*PROBLEM REQUIREMENTS*
Say how many lines contain "Research"; the answer is the number alone.

--- TASK DATA ---

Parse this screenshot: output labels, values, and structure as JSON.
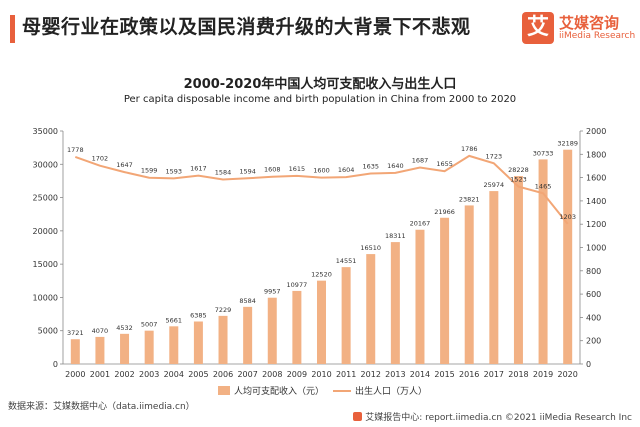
{
  "header": {
    "headline": "母婴行业在政策以及国民消费升级的大背景下不悲观"
  },
  "logo": {
    "mark": "艾",
    "name_cn": "艾媒咨询",
    "name_en": "iiMedia Research"
  },
  "footer": {
    "source": "数据来源：艾媒数据中心（data.iimedia.cn）",
    "credit": "艾媒报告中心: report.iimedia.cn  ©2021  iiMedia Research  Inc"
  },
  "colors": {
    "accent": "#e8603c",
    "bar": "#f2b184",
    "line": "#f2a676"
  },
  "chart_data": {
    "type": "bar",
    "title": "2000-2020年中国人均可支配收入与出生人口",
    "subtitle": "Per capita disposable income and birth population in China from 2000 to 2020",
    "categories": [
      "2000",
      "2001",
      "2002",
      "2003",
      "2004",
      "2005",
      "2006",
      "2007",
      "2008",
      "2009",
      "2010",
      "2011",
      "2012",
      "2013",
      "2014",
      "2015",
      "2016",
      "2017",
      "2018",
      "2019",
      "2020"
    ],
    "series": [
      {
        "name": "人均可支配收入（元）",
        "type": "bar",
        "axis": "left",
        "values": [
          3721,
          4070,
          4532,
          5007,
          5661,
          6385,
          7229,
          8584,
          9957,
          10977,
          12520,
          14551,
          16510,
          18311,
          20167,
          21966,
          23821,
          25974,
          28228,
          30733,
          32189
        ]
      },
      {
        "name": "出生人口（万人）",
        "type": "line",
        "axis": "right",
        "values": [
          1778,
          1702,
          1647,
          1599,
          1593,
          1617,
          1584,
          1594,
          1608,
          1615,
          1600,
          1604,
          1635,
          1640,
          1687,
          1655,
          1786,
          1723,
          1523,
          1465,
          1203
        ]
      }
    ],
    "ylim_left": [
      0,
      35000
    ],
    "yticks_left": [
      0,
      5000,
      10000,
      15000,
      20000,
      25000,
      30000,
      35000
    ],
    "ylim_right": [
      0,
      2000
    ],
    "yticks_right": [
      0,
      200,
      400,
      600,
      800,
      1000,
      1200,
      1400,
      1600,
      1800,
      2000
    ],
    "grid": false,
    "legend_position": "bottom"
  }
}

---

*SOLUTION TO THIS PROBLEM*
2